## Begin Information provided
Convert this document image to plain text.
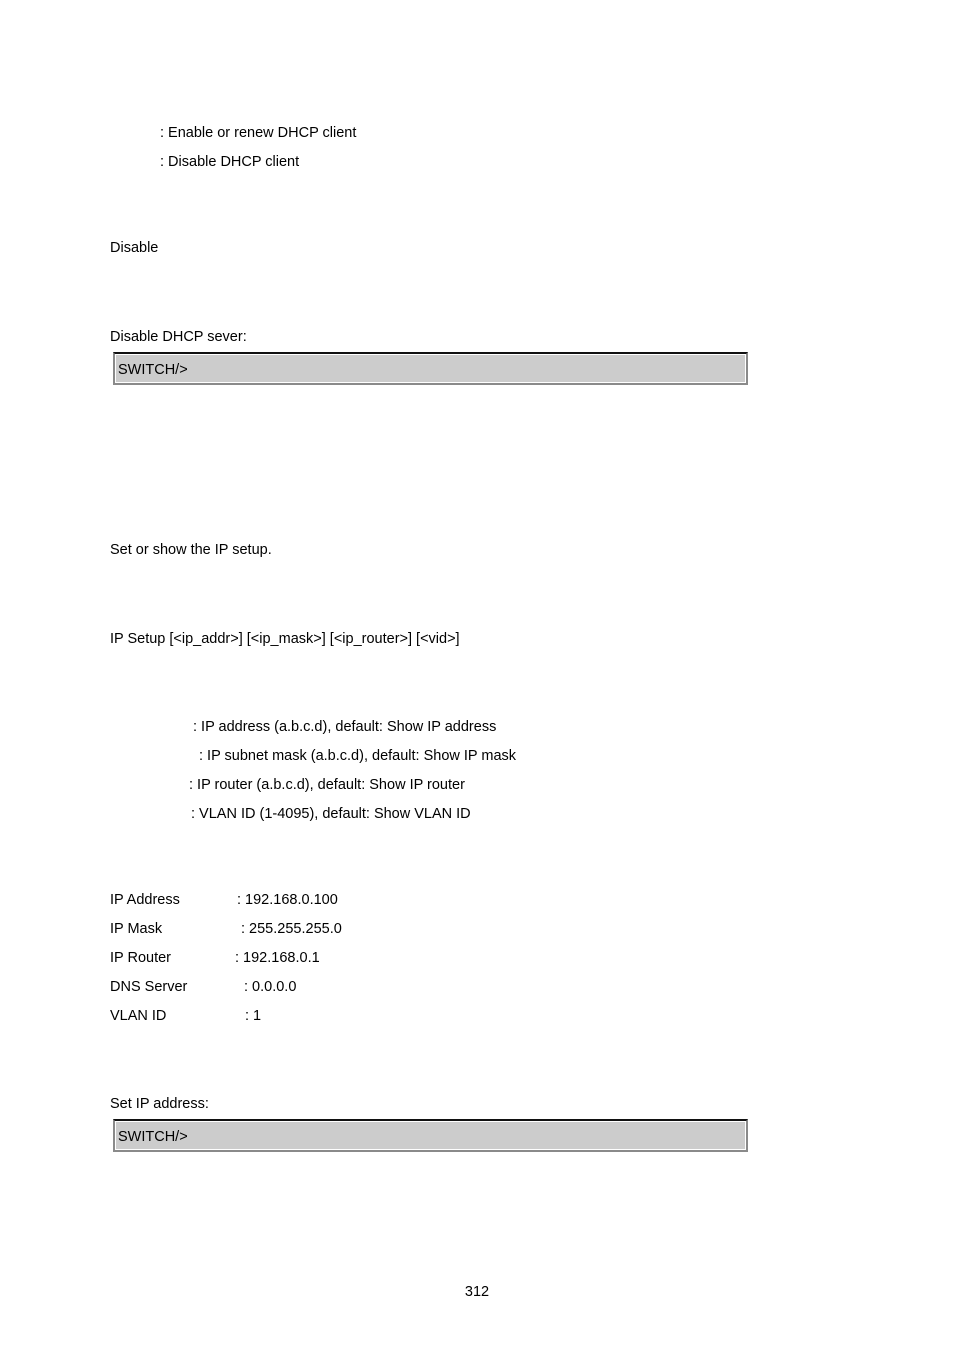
: Enable or renew DHCP client
: Disable DHCP client
Disable
Disable DHCP sever:
SWITCH/>
Set or show the IP setup.
IP Setup [<ip_addr>] [<ip_mask>] [<ip_router>] [<vid>]
: IP address (a.b.c.d), default: Show IP address
: IP subnet mask (a.b.c.d), default: Show IP mask
: IP router (a.b.c.d), default: Show IP router
: VLAN ID (1-4095), default: Show VLAN ID
IP Address	: 192.168.0.100
IP Mask	: 255.255.255.0
IP Router	: 192.168.0.1
DNS Server	: 0.0.0.0
VLAN ID	: 1
Set IP address:
SWITCH/>
312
## End Information provided
_Written instruction_. Working from the material above, transcribe it exactly while omitting pictures.

_Solution for this exercise_.
Convert this document image to plain text.
: Enable or renew DHCP client
: Disable DHCP client
Disable
Disable DHCP sever:
SWITCH/>
Set or show the IP setup.
IP Setup [<ip_addr>] [<ip_mask>] [<ip_router>] [<vid>]
: IP address (a.b.c.d), default: Show IP address
: IP subnet mask (a.b.c.d), default: Show IP mask
: IP router (a.b.c.d), default: Show IP router
: VLAN ID (1-4095), default: Show VLAN ID
IP Address	: 192.168.0.100
IP Mask	: 255.255.255.0
IP Router	: 192.168.0.1
DNS Server	: 0.0.0.0
VLAN ID	: 1
Set IP address:
SWITCH/>
312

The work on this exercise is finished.